**The data**:
-- BEGIN --
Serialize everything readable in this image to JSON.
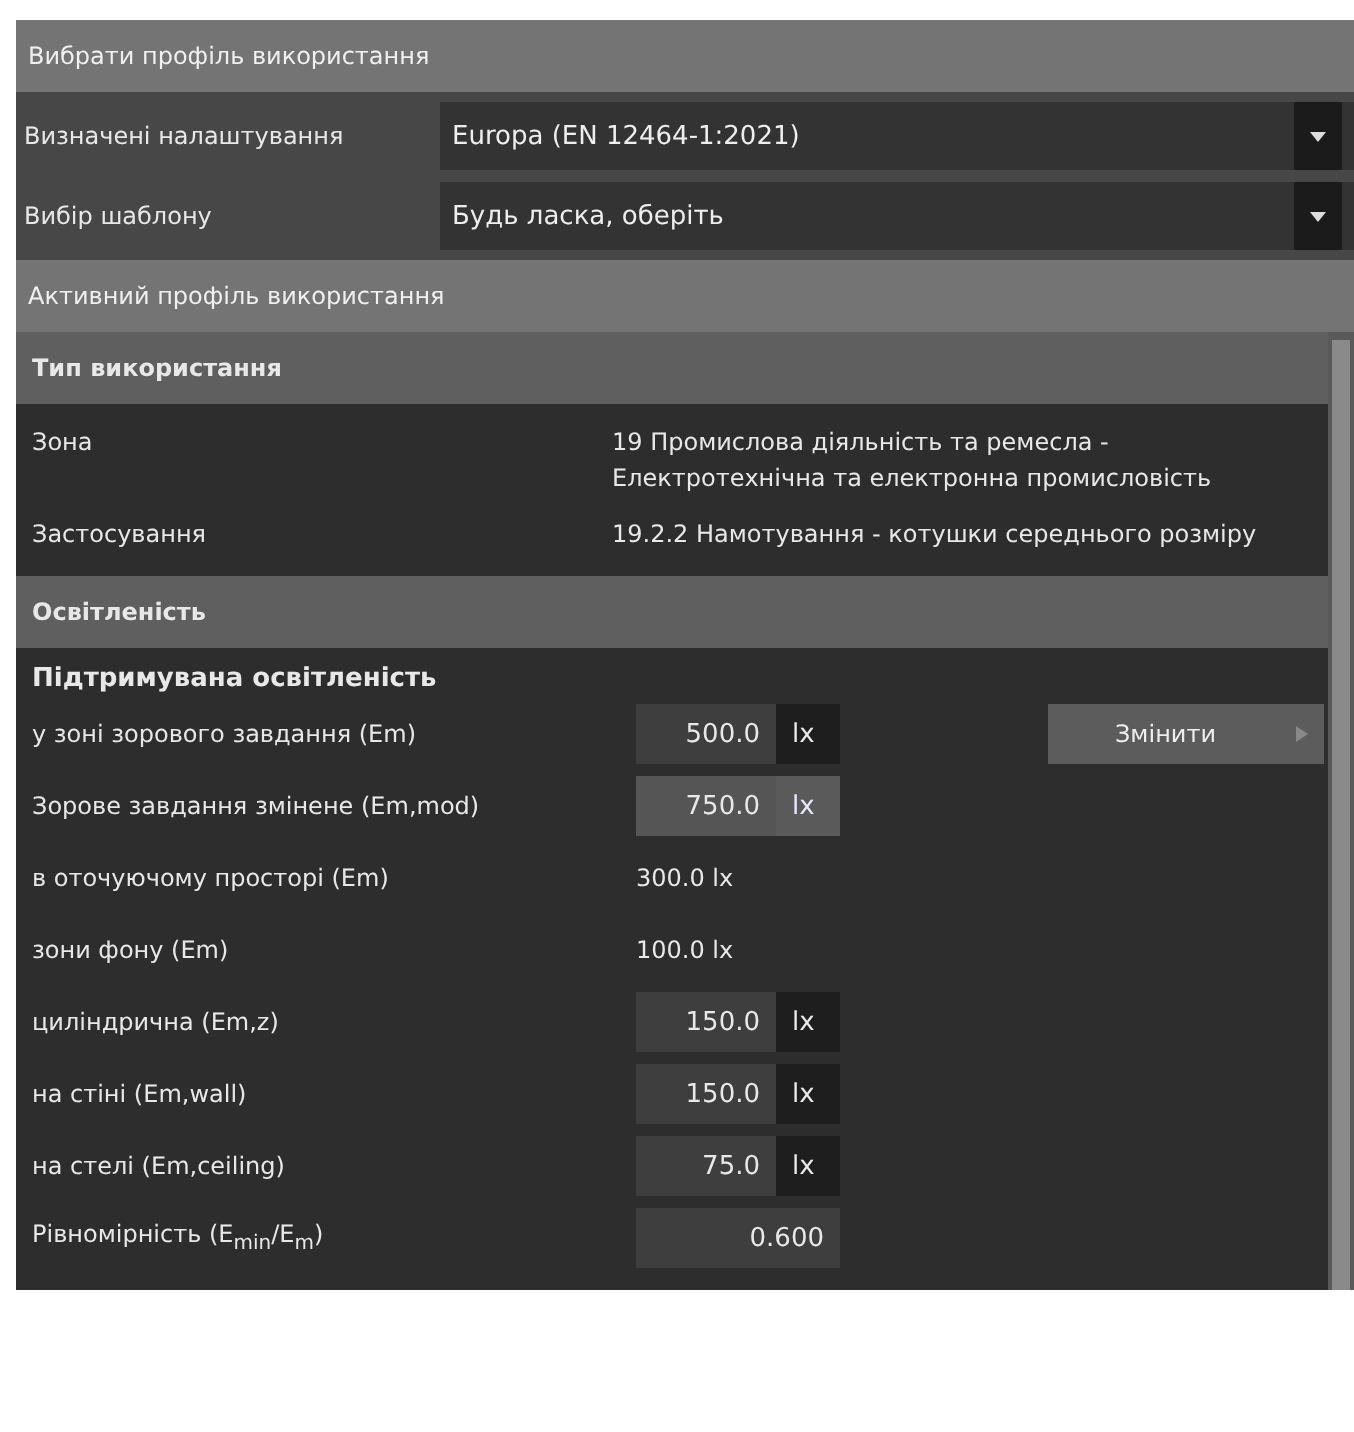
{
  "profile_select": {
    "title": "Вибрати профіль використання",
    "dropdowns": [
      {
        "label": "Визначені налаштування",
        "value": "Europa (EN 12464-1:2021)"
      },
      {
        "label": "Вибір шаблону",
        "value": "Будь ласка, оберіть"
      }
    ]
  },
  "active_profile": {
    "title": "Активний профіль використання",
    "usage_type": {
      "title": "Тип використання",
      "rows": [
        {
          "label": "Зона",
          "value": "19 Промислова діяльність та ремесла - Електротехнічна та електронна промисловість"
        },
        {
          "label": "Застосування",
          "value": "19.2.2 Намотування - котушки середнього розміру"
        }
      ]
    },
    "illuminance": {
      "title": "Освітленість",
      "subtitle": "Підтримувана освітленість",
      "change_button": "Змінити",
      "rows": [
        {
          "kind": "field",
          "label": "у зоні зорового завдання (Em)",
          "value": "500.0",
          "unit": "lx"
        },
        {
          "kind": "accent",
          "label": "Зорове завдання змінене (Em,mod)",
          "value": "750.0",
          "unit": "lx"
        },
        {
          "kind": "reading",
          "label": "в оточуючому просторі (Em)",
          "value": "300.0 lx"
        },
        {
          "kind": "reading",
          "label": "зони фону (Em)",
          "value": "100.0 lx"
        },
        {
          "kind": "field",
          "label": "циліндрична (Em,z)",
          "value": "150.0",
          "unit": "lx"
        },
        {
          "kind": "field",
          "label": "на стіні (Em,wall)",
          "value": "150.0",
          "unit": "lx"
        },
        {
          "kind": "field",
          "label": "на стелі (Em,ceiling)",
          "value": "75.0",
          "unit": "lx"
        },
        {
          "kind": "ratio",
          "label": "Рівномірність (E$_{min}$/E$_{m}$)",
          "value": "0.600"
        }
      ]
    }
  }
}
-- END --
**Set task**: Search the entries for the word "використання", then gather every line that has it.

**Correct response**:
    "title": "Вибрати профіль використання",
    "title": "Активний профіль використання",
      "title": "Тип використання",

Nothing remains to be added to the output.